ENTRIES PROVIDED
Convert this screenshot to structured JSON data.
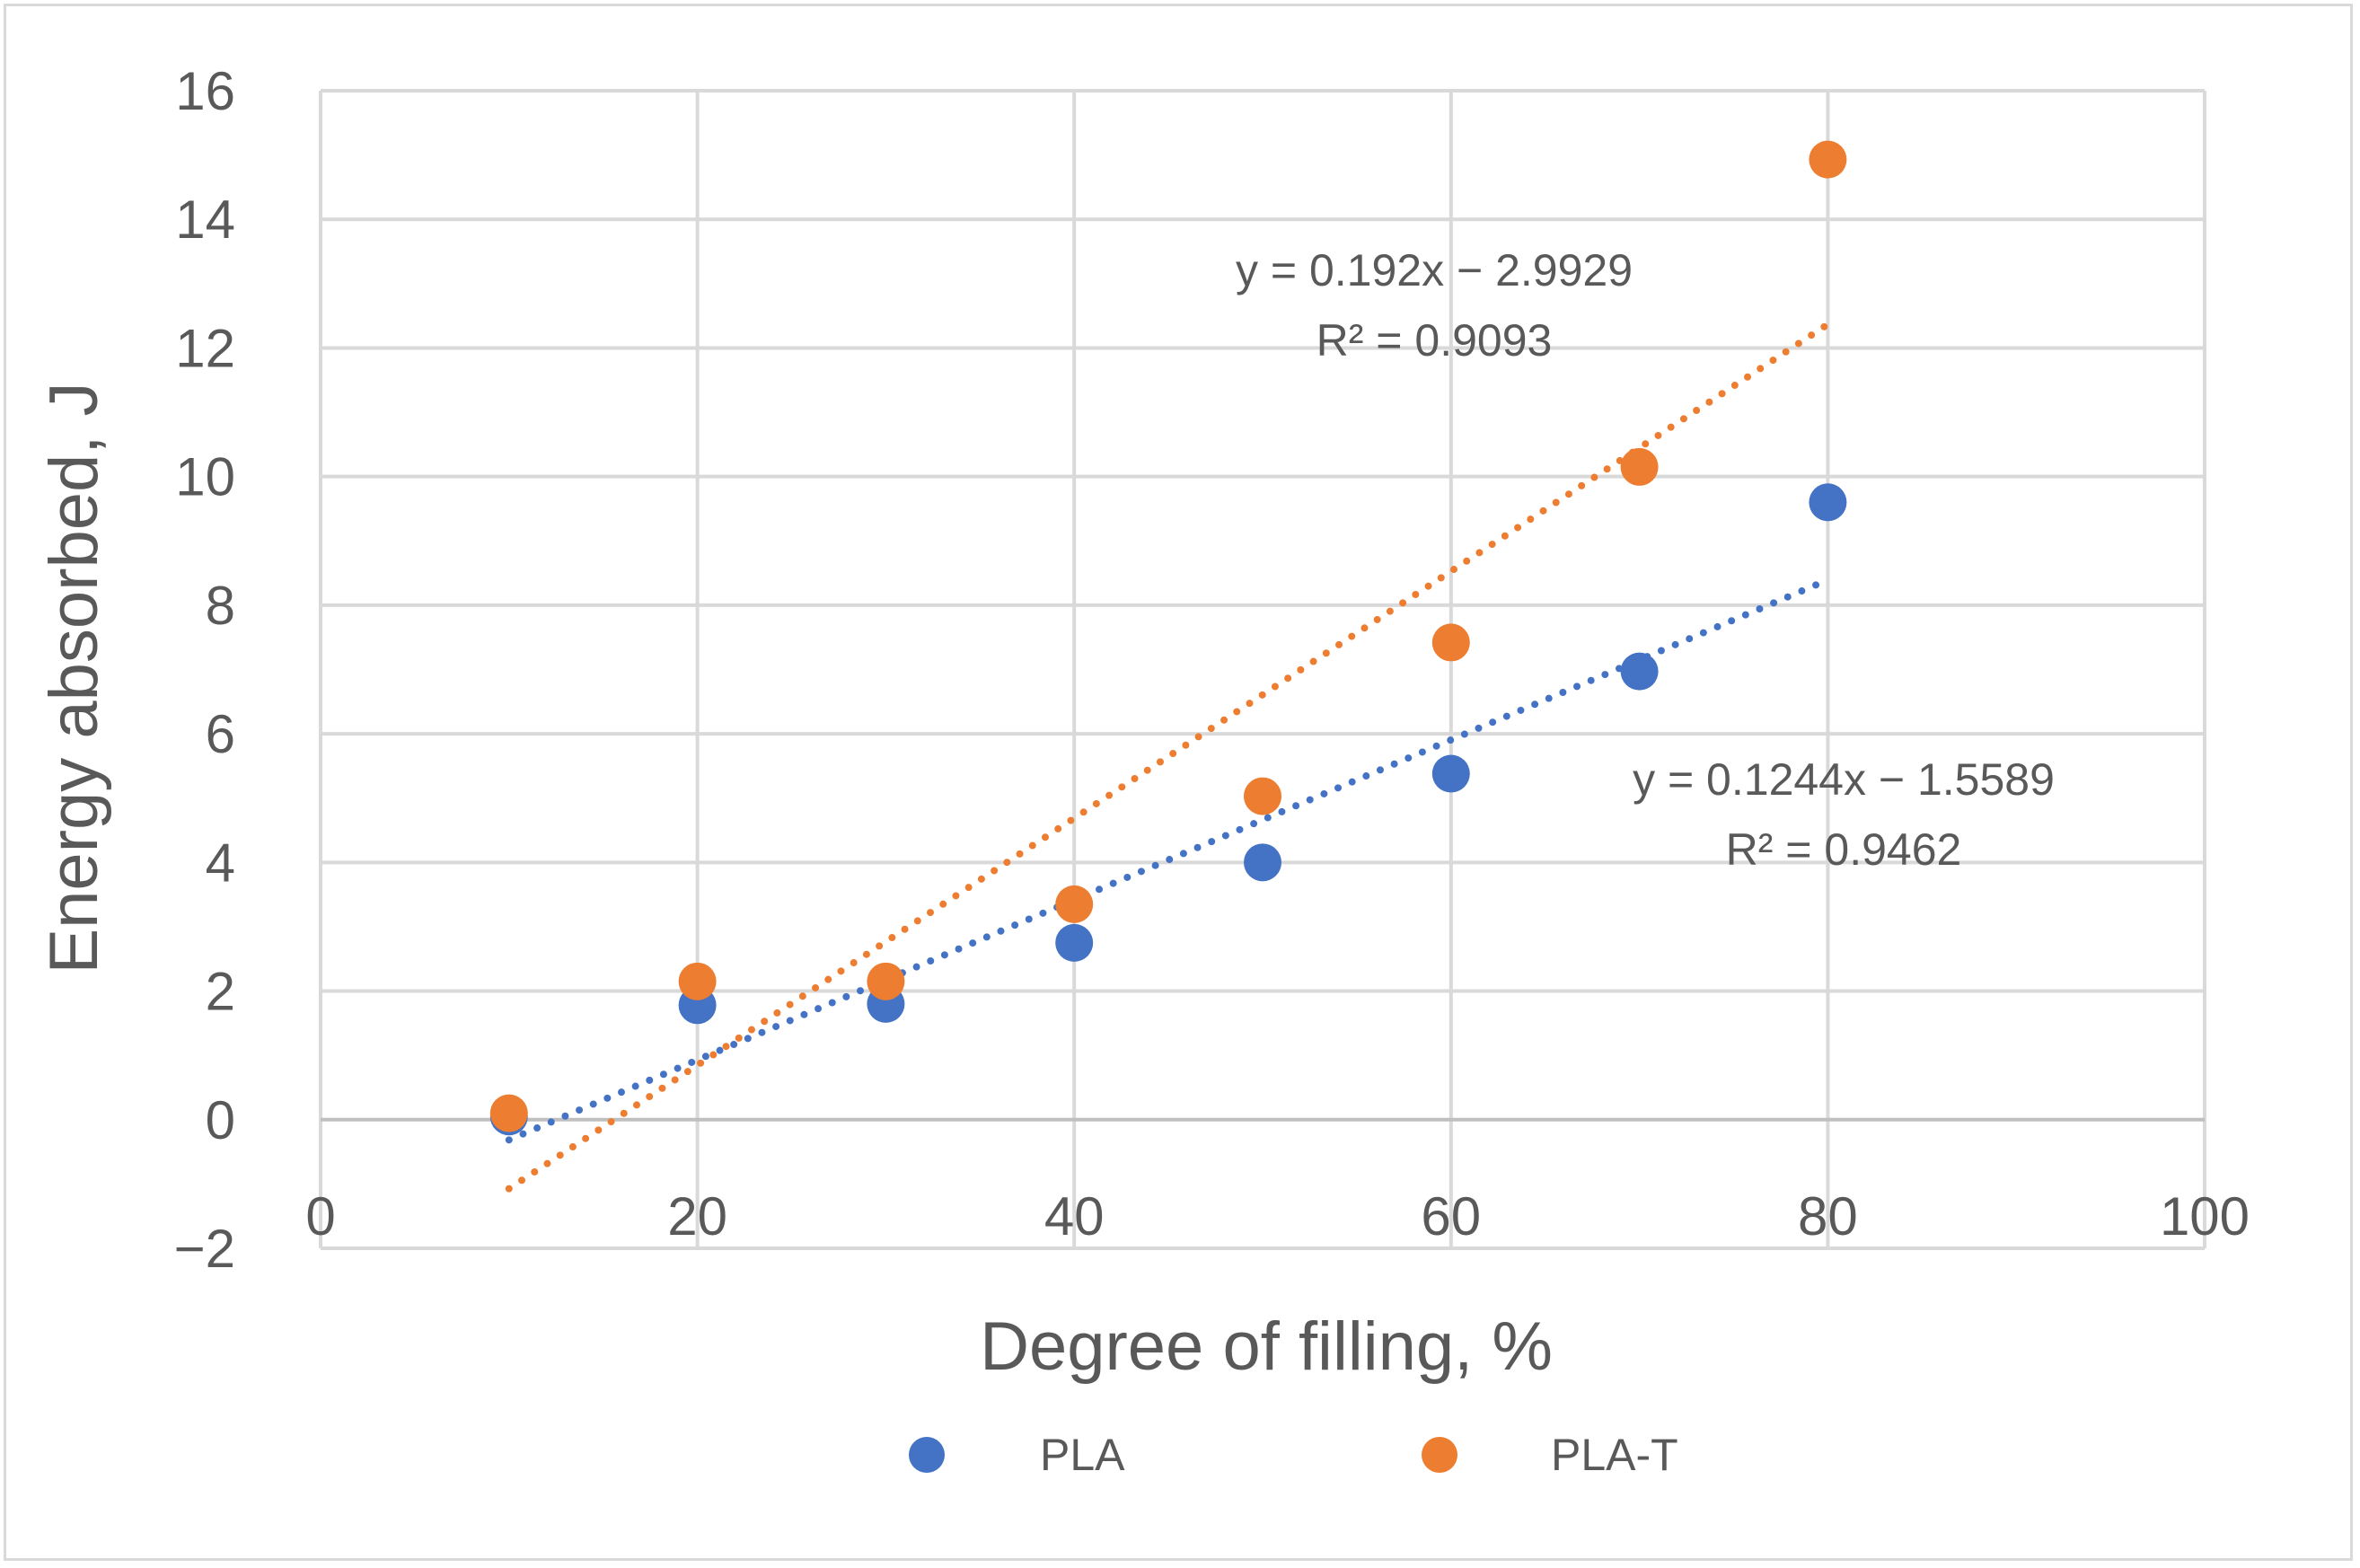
{
  "chart_data": {
    "type": "scatter",
    "title": "",
    "xlabel": "Degree of filling, %",
    "ylabel": "Energy absorbed, J",
    "xlim": [
      0,
      100
    ],
    "ylim": [
      -2,
      16
    ],
    "x_ticks": [
      0,
      20,
      40,
      60,
      80,
      100
    ],
    "y_ticks": [
      -2,
      0,
      2,
      4,
      6,
      8,
      10,
      12,
      14,
      16
    ],
    "x_tick_labels": [
      "0",
      "20",
      "40",
      "60",
      "80",
      "100"
    ],
    "y_tick_labels": [
      "−2",
      "0",
      "2",
      "4",
      "6",
      "8",
      "10",
      "12",
      "14",
      "16"
    ],
    "grid": true,
    "legend_position": "bottom",
    "series": [
      {
        "name": "PLA",
        "color": "#4472c4",
        "x": [
          10,
          20,
          30,
          40,
          50,
          60,
          70,
          80
        ],
        "y": [
          0.05,
          1.78,
          1.8,
          2.75,
          4.0,
          5.38,
          6.97,
          9.6
        ],
        "trendline": {
          "type": "linear",
          "style": "dotted",
          "slope": 0.1244,
          "intercept": -1.5589,
          "x_range": [
            10,
            80
          ],
          "equation": "y = 0.1244x − 1.5589",
          "r2": "R² = 0.9462"
        }
      },
      {
        "name": "PLA-T",
        "color": "#ed7d31",
        "x": [
          10,
          20,
          30,
          40,
          50,
          60,
          70,
          80
        ],
        "y": [
          0.1,
          2.15,
          2.15,
          3.35,
          5.03,
          7.42,
          10.15,
          14.93
        ],
        "trendline": {
          "type": "linear",
          "style": "dotted",
          "slope": 0.192,
          "intercept": -2.9929,
          "x_range": [
            10,
            80
          ],
          "equation": "y = 0.192x − 2.9929",
          "r2": "R² = 0.9093"
        }
      }
    ]
  }
}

WHAT YOU NEED TO DO
Each line in the material either holds the string "equation" or does not. State how many do, and nothing else.

RESULT OF THE EXERCISE
2